RECORDS PROVIDED
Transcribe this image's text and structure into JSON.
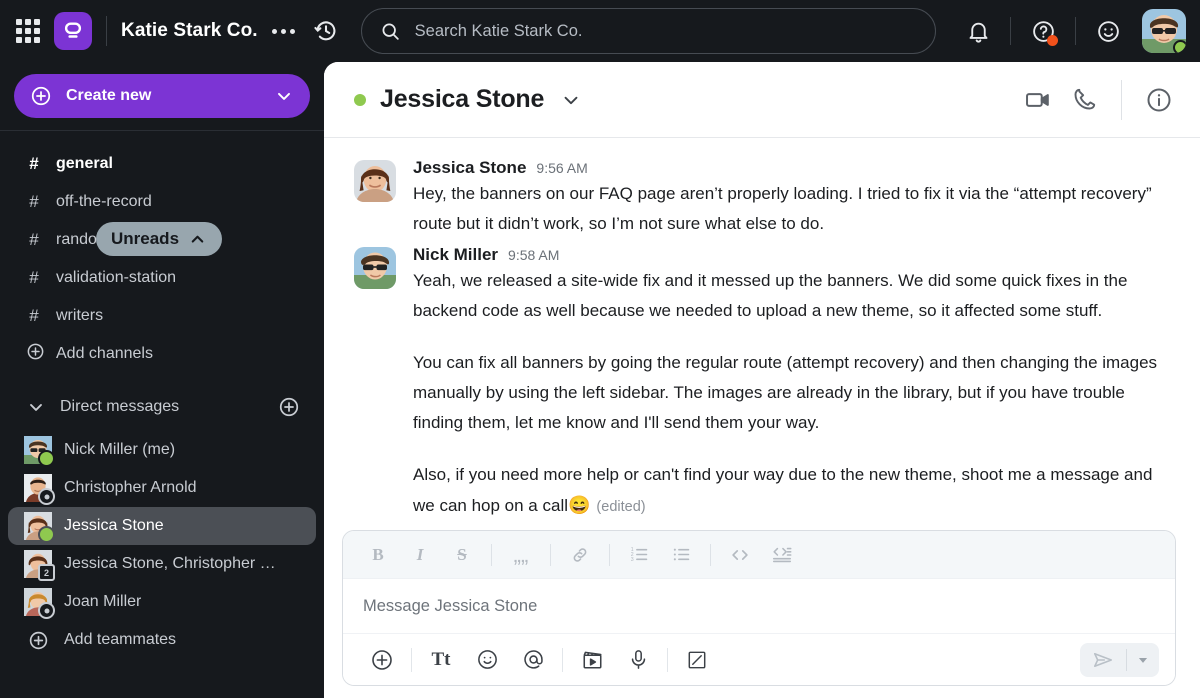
{
  "topbar": {
    "app_launcher_icon": "grid-apps-icon",
    "brand_logo_icon": "pumble-logo-icon",
    "workspace_name": "Katie Stark Co.",
    "more_icon": "ellipsis-icon",
    "history_icon": "history-clock-icon",
    "search": {
      "placeholder": "Search Katie Stark Co.",
      "icon": "search-icon"
    },
    "notifications_icon": "bell-icon",
    "help_icon": "help-question-icon",
    "help_badge": true,
    "status_emoji_icon": "smiley-face-icon",
    "avatar_name": "Nick Miller",
    "avatar_status": "online"
  },
  "sidebar": {
    "create_new": {
      "label": "Create new",
      "plus_icon": "plus-circle-icon",
      "caret_icon": "chevron-down-icon"
    },
    "unreads_pill": {
      "label": "Unreads",
      "icon": "chevron-up-icon"
    },
    "channels": [
      {
        "name": "general",
        "icon": "hash-icon",
        "unread": true
      },
      {
        "name": "off-the-record",
        "icon": "hash-icon",
        "unread": false
      },
      {
        "name": "random",
        "icon": "hash-icon",
        "unread": false
      },
      {
        "name": "validation-station",
        "icon": "hash-icon",
        "unread": false
      },
      {
        "name": "writers",
        "icon": "hash-icon",
        "unread": false
      }
    ],
    "add_channels": {
      "label": "Add channels",
      "icon": "plus-circle-icon"
    },
    "dm_section": {
      "label": "Direct messages",
      "caret_icon": "chevron-down-icon",
      "add_icon": "plus-circle-icon"
    },
    "dms": [
      {
        "name": "Nick Miller (me)",
        "status": "online",
        "selected": false
      },
      {
        "name": "Christopher Arnold",
        "status": "away",
        "selected": false
      },
      {
        "name": "Jessica Stone",
        "status": "online",
        "selected": true
      },
      {
        "name": "Jessica Stone, Christopher …",
        "status": "group",
        "group_count": "2",
        "selected": false
      },
      {
        "name": "Joan Miller",
        "status": "away",
        "selected": false
      }
    ],
    "add_teammates": {
      "label": "Add teammates",
      "icon": "plus-circle-icon"
    }
  },
  "chat": {
    "header": {
      "title": "Jessica Stone",
      "presence": "online",
      "caret_icon": "chevron-down-icon",
      "video_icon": "video-camera-icon",
      "call_icon": "phone-icon",
      "info_icon": "info-circle-icon"
    },
    "messages": [
      {
        "author": "Jessica Stone",
        "time": "9:56 AM",
        "paragraphs": [
          "Hey, the banners on our FAQ page aren’t properly loading. I tried to fix it via the “attempt recovery” route but it didn’t work, so I’m not sure what else to do."
        ],
        "edited": false
      },
      {
        "author": "Nick Miller",
        "time": "9:58 AM",
        "paragraphs": [
          "Yeah, we released a site-wide fix and it messed up the banners. We did some quick fixes in the backend code as well because we needed to upload a new theme, so it affected some stuff.",
          "You can fix all banners by going the regular route (attempt recovery) and then changing the images manually by using the left sidebar. The images are already in the library, but if you have trouble finding them, let me know and I'll send them your way.",
          "Also, if you need more help or can't find your way due to the new theme, shoot me a message and we can hop on a call"
        ],
        "trailing_emoji": "😄",
        "edited": true,
        "edited_label": "(edited)"
      }
    ]
  },
  "composer": {
    "placeholder": "Message Jessica Stone",
    "format_tools": [
      {
        "name": "bold-button",
        "label": "B"
      },
      {
        "name": "italic-button",
        "label": "I"
      },
      {
        "name": "strikethrough-button",
        "label": "S"
      },
      {
        "name": "blockquote-button",
        "label": "❝"
      },
      {
        "name": "link-button",
        "label": "link-icon"
      },
      {
        "name": "ordered-list-button",
        "label": "ordered-list-icon"
      },
      {
        "name": "bullet-list-button",
        "label": "bullet-list-icon"
      },
      {
        "name": "inline-code-button",
        "label": "< >"
      },
      {
        "name": "code-block-button",
        "label": "code-block-icon"
      }
    ],
    "action_tools": [
      {
        "name": "attach-plus-button",
        "label": "plus-circle-icon"
      },
      {
        "name": "format-text-button",
        "label": "Tt"
      },
      {
        "name": "emoji-button",
        "label": "smiley-face-icon"
      },
      {
        "name": "mention-button",
        "label": "at-sign-icon"
      },
      {
        "name": "video-clip-button",
        "label": "clapperboard-icon"
      },
      {
        "name": "voice-record-button",
        "label": "microphone-icon"
      },
      {
        "name": "draw-button",
        "label": "slash-square-icon"
      }
    ],
    "send": {
      "icon": "send-plane-icon",
      "caret_icon": "chevron-down-icon"
    }
  },
  "colors": {
    "brand_purple": "#7c34d4",
    "sidebar_bg": "#16191d",
    "online_green": "#8fc94f",
    "badge_red": "#f1511b",
    "selected_row": "#4b4f55",
    "unreads_pill": "#98a6ae"
  }
}
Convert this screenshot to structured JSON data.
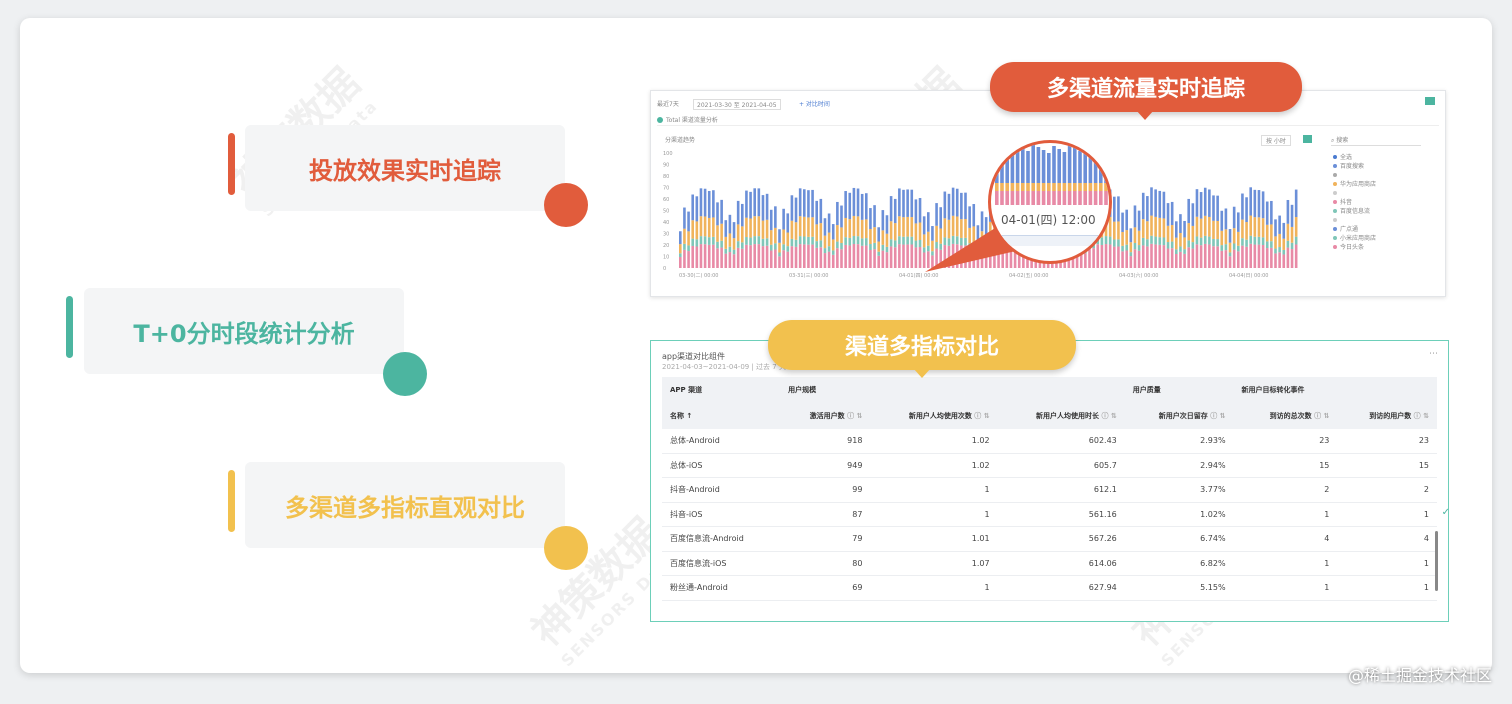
{
  "features": [
    {
      "label": "投放效果实时追踪",
      "color": "#e15c3c"
    },
    {
      "label": "T+0分时段统计分析",
      "color": "#4cb5a0"
    },
    {
      "label": "多渠道多指标直观对比",
      "color": "#f2c14e"
    }
  ],
  "callouts": {
    "traffic": "多渠道流量实时追踪",
    "compare": "渠道多指标对比"
  },
  "chart": {
    "toolbar_left": "最近7天",
    "date_range": "2021-03-30 至 2021-04-05",
    "compare_link": "+ 对比时间",
    "subtitle": "Total 渠道流量分析",
    "panel_title": "分渠道趋势",
    "granularity": "按 小时",
    "search_placeholder": "搜索",
    "zoom_label": "04-01(四) 12:00",
    "y_ticks": [
      "100",
      "90",
      "80",
      "70",
      "60",
      "50",
      "40",
      "30",
      "20",
      "10",
      "0"
    ],
    "x_ticks": [
      "03-30(二) 00:00",
      "03-31(三) 00:00",
      "04-01(四) 00:00",
      "04-02(五) 00:00",
      "04-03(六) 00:00",
      "04-04(日) 00:00"
    ],
    "legend": [
      "全选",
      "百度搜索",
      "",
      "华为应用商店",
      "",
      "抖音",
      "百度信息流",
      "",
      "广点通",
      "小米应用商店",
      "今日头条"
    ],
    "colors": {
      "blue": "#6b8fd8",
      "orange": "#f0b35c",
      "pink": "#e88aa6",
      "teal": "#7fc6b8"
    }
  },
  "table": {
    "title": "app渠道对比组件",
    "date": "2021-04-03~2021-04-09 | 过去 7 天",
    "group_headers": [
      "APP 渠道",
      "用户规模",
      "",
      "",
      "用户质量",
      "新用户目标转化事件",
      ""
    ],
    "columns": [
      "名称 ↑",
      "激活用户数",
      "新用户人均使用次数",
      "新用户人均使用时长",
      "新用户次日留存",
      "到访的总次数",
      "到访的用户数"
    ],
    "rows": [
      [
        "总体-Android",
        "918",
        "1.02",
        "602.43",
        "2.93%",
        "23",
        "23"
      ],
      [
        "总体-iOS",
        "949",
        "1.02",
        "605.7",
        "2.94%",
        "15",
        "15"
      ],
      [
        "抖音-Android",
        "99",
        "1",
        "612.1",
        "3.77%",
        "2",
        "2"
      ],
      [
        "抖音-iOS",
        "87",
        "1",
        "561.16",
        "1.02%",
        "1",
        "1"
      ],
      [
        "百度信息流-Android",
        "79",
        "1.01",
        "567.26",
        "6.74%",
        "4",
        "4"
      ],
      [
        "百度信息流-iOS",
        "80",
        "1.07",
        "614.06",
        "6.82%",
        "1",
        "1"
      ],
      [
        "粉丝通-Android",
        "69",
        "1",
        "627.94",
        "5.15%",
        "1",
        "1"
      ]
    ]
  },
  "watermark": {
    "cn": "神策数据",
    "en": "SENSORS Data"
  },
  "footer": "@稀土掘金技术社区"
}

WHAT YOU ARE ASKED TO DO
Without the pictures, restate all of the entries above verbatim.

RESULT OF THIS EXERCISE
Transcribe this image's text and structure into JSON.
{
  "topbar": {
    "app_launcher_icon": "grid-apps-icon",
    "brand_logo_icon": "pumble-logo-icon",
    "workspace_name": "Katie Stark Co.",
    "more_icon": "ellipsis-icon",
    "history_icon": "history-clock-icon",
    "search": {
      "placeholder": "Search Katie Stark Co.",
      "icon": "search-icon"
    },
    "notifications_icon": "bell-icon",
    "help_icon": "help-question-icon",
    "help_badge": true,
    "status_emoji_icon": "smiley-face-icon",
    "avatar_name": "Nick Miller",
    "avatar_status": "online"
  },
  "sidebar": {
    "create_new": {
      "label": "Create new",
      "plus_icon": "plus-circle-icon",
      "caret_icon": "chevron-down-icon"
    },
    "unreads_pill": {
      "label": "Unreads",
      "icon": "chevron-up-icon"
    },
    "channels": [
      {
        "name": "general",
        "icon": "hash-icon",
        "unread": true
      },
      {
        "name": "off-the-record",
        "icon": "hash-icon",
        "unread": false
      },
      {
        "name": "random",
        "icon": "hash-icon",
        "unread": false
      },
      {
        "name": "validation-station",
        "icon": "hash-icon",
        "unread": false
      },
      {
        "name": "writers",
        "icon": "hash-icon",
        "unread": false
      }
    ],
    "add_channels": {
      "label": "Add channels",
      "icon": "plus-circle-icon"
    },
    "dm_section": {
      "label": "Direct messages",
      "caret_icon": "chevron-down-icon",
      "add_icon": "plus-circle-icon"
    },
    "dms": [
      {
        "name": "Nick Miller (me)",
        "status": "online",
        "selected": false
      },
      {
        "name": "Christopher Arnold",
        "status": "away",
        "selected": false
      },
      {
        "name": "Jessica Stone",
        "status": "online",
        "selected": true
      },
      {
        "name": "Jessica Stone, Christopher …",
        "status": "group",
        "group_count": "2",
        "selected": false
      },
      {
        "name": "Joan Miller",
        "status": "away",
        "selected": false
      }
    ],
    "add_teammates": {
      "label": "Add teammates",
      "icon": "plus-circle-icon"
    }
  },
  "chat": {
    "header": {
      "title": "Jessica Stone",
      "presence": "online",
      "caret_icon": "chevron-down-icon",
      "video_icon": "video-camera-icon",
      "call_icon": "phone-icon",
      "info_icon": "info-circle-icon"
    },
    "messages": [
      {
        "author": "Jessica Stone",
        "time": "9:56 AM",
        "paragraphs": [
          "Hey, the banners on our FAQ page aren’t properly loading. I tried to fix it via the “attempt recovery” route but it didn’t work, so I’m not sure what else to do."
        ],
        "edited": false
      },
      {
        "author": "Nick Miller",
        "time": "9:58 AM",
        "paragraphs": [
          "Yeah, we released a site-wide fix and it messed up the banners. We did some quick fixes in the backend code as well because we needed to upload a new theme, so it affected some stuff.",
          "You can fix all banners by going the regular route (attempt recovery) and then changing the images manually by using the left sidebar. The images are already in the library, but if you have trouble finding them, let me know and I'll send them your way.",
          "Also, if you need more help or can't find your way due to the new theme, shoot me a message and we can hop on a call"
        ],
        "trailing_emoji": "😄",
        "edited": true,
        "edited_label": "(edited)"
      }
    ]
  },
  "composer": {
    "placeholder": "Message Jessica Stone",
    "format_tools": [
      {
        "name": "bold-button",
        "label": "B"
      },
      {
        "name": "italic-button",
        "label": "I"
      },
      {
        "name": "strikethrough-button",
        "label": "S"
      },
      {
        "name": "blockquote-button",
        "label": "❝"
      },
      {
        "name": "link-button",
        "label": "link-icon"
      },
      {
        "name": "ordered-list-button",
        "label": "ordered-list-icon"
      },
      {
        "name": "bullet-list-button",
        "label": "bullet-list-icon"
      },
      {
        "name": "inline-code-button",
        "label": "< >"
      },
      {
        "name": "code-block-button",
        "label": "code-block-icon"
      }
    ],
    "action_tools": [
      {
        "name": "attach-plus-button",
        "label": "plus-circle-icon"
      },
      {
        "name": "format-text-button",
        "label": "Tt"
      },
      {
        "name": "emoji-button",
        "label": "smiley-face-icon"
      },
      {
        "name": "mention-button",
        "label": "at-sign-icon"
      },
      {
        "name": "video-clip-button",
        "label": "clapperboard-icon"
      },
      {
        "name": "voice-record-button",
        "label": "microphone-icon"
      },
      {
        "name": "draw-button",
        "label": "slash-square-icon"
      }
    ],
    "send": {
      "icon": "send-plane-icon",
      "caret_icon": "chevron-down-icon"
    }
  },
  "colors": {
    "brand_purple": "#7c34d4",
    "sidebar_bg": "#16191d",
    "online_green": "#8fc94f",
    "badge_red": "#f1511b",
    "selected_row": "#4b4f55",
    "unreads_pill": "#98a6ae"
  }
}
Convert this screenshot to structured JSON data.
{
  "features": [
    {
      "label": "投放效果实时追踪",
      "color": "#e15c3c"
    },
    {
      "label": "T+0分时段统计分析",
      "color": "#4cb5a0"
    },
    {
      "label": "多渠道多指标直观对比",
      "color": "#f2c14e"
    }
  ],
  "callouts": {
    "traffic": "多渠道流量实时追踪",
    "compare": "渠道多指标对比"
  },
  "chart": {
    "toolbar_left": "最近7天",
    "date_range": "2021-03-30 至 2021-04-05",
    "compare_link": "+ 对比时间",
    "subtitle": "Total 渠道流量分析",
    "panel_title": "分渠道趋势",
    "granularity": "按 小时",
    "search_placeholder": "搜索",
    "zoom_label": "04-01(四) 12:00",
    "y_ticks": [
      "100",
      "90",
      "80",
      "70",
      "60",
      "50",
      "40",
      "30",
      "20",
      "10",
      "0"
    ],
    "x_ticks": [
      "03-30(二) 00:00",
      "03-31(三) 00:00",
      "04-01(四) 00:00",
      "04-02(五) 00:00",
      "04-03(六) 00:00",
      "04-04(日) 00:00"
    ],
    "legend": [
      "全选",
      "百度搜索",
      "",
      "华为应用商店",
      "",
      "抖音",
      "百度信息流",
      "",
      "广点通",
      "小米应用商店",
      "今日头条"
    ],
    "colors": {
      "blue": "#6b8fd8",
      "orange": "#f0b35c",
      "pink": "#e88aa6",
      "teal": "#7fc6b8"
    }
  },
  "table": {
    "title": "app渠道对比组件",
    "date": "2021-04-03~2021-04-09 | 过去 7 天",
    "group_headers": [
      "APP 渠道",
      "用户规模",
      "",
      "",
      "用户质量",
      "新用户目标转化事件",
      ""
    ],
    "columns": [
      "名称 ↑",
      "激活用户数",
      "新用户人均使用次数",
      "新用户人均使用时长",
      "新用户次日留存",
      "到访的总次数",
      "到访的用户数"
    ],
    "rows": [
      [
        "总体-Android",
        "918",
        "1.02",
        "602.43",
        "2.93%",
        "23",
        "23"
      ],
      [
        "总体-iOS",
        "949",
        "1.02",
        "605.7",
        "2.94%",
        "15",
        "15"
      ],
      [
        "抖音-Android",
        "99",
        "1",
        "612.1",
        "3.77%",
        "2",
        "2"
      ],
      [
        "抖音-iOS",
        "87",
        "1",
        "561.16",
        "1.02%",
        "1",
        "1"
      ],
      [
        "百度信息流-Android",
        "79",
        "1.01",
        "567.26",
        "6.74%",
        "4",
        "4"
      ],
      [
        "百度信息流-iOS",
        "80",
        "1.07",
        "614.06",
        "6.82%",
        "1",
        "1"
      ],
      [
        "粉丝通-Android",
        "69",
        "1",
        "627.94",
        "5.15%",
        "1",
        "1"
      ]
    ]
  },
  "watermark": {
    "cn": "神策数据",
    "en": "SENSORS Data"
  },
  "footer": "@稀土掘金技术社区"
}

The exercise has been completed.